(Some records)
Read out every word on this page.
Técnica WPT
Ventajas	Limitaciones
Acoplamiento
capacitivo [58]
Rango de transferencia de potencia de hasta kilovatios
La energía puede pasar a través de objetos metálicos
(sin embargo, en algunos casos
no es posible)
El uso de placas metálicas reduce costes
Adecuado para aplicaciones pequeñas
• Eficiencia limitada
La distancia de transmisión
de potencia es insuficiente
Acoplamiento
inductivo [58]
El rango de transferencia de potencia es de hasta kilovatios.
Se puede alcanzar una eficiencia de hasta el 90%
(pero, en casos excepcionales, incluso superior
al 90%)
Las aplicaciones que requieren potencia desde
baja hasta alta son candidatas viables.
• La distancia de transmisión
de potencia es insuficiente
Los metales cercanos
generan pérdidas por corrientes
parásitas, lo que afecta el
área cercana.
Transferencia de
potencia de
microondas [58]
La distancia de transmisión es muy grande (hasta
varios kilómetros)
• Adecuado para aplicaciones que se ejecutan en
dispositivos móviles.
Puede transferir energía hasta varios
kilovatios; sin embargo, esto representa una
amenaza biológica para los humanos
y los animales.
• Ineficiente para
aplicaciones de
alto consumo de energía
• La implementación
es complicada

§ **EXERCISE AIM**:
Copy out all of the data exactly, leaving nothing out.

§ **RESULT OF THIS EXERCISE**:
Read out every word on this page.
Técnica WPT
Ventajas	Limitaciones
Acoplamiento
capacitivo [58]
Rango de transferencia de potencia de hasta kilovatios
La energía puede pasar a través de objetos metálicos
(sin embargo, en algunos casos
no es posible)
El uso de placas metálicas reduce costes
Adecuado para aplicaciones pequeñas
• Eficiencia limitada
La distancia de transmisión
de potencia es insuficiente
Acoplamiento
inductivo [58]
El rango de transferencia de potencia es de hasta kilovatios.
Se puede alcanzar una eficiencia de hasta el 90%
(pero, en casos excepcionales, incluso superior
al 90%)
Las aplicaciones que requieren potencia desde
baja hasta alta son candidatas viables.
• La distancia de transmisión
de potencia es insuficiente
Los metales cercanos
generan pérdidas por corrientes
parásitas, lo que afecta el
área cercana.
Transferencia de
potencia de
microondas [58]
La distancia de transmisión es muy grande (hasta
varios kilómetros)
• Adecuado para aplicaciones que se ejecutan en
dispositivos móviles.
Puede transferir energía hasta varios
kilovatios; sin embargo, esto representa una
amenaza biológica para los humanos
y los animales.
• Ineficiente para
aplicaciones de
alto consumo de energía
• La implementación
es complicada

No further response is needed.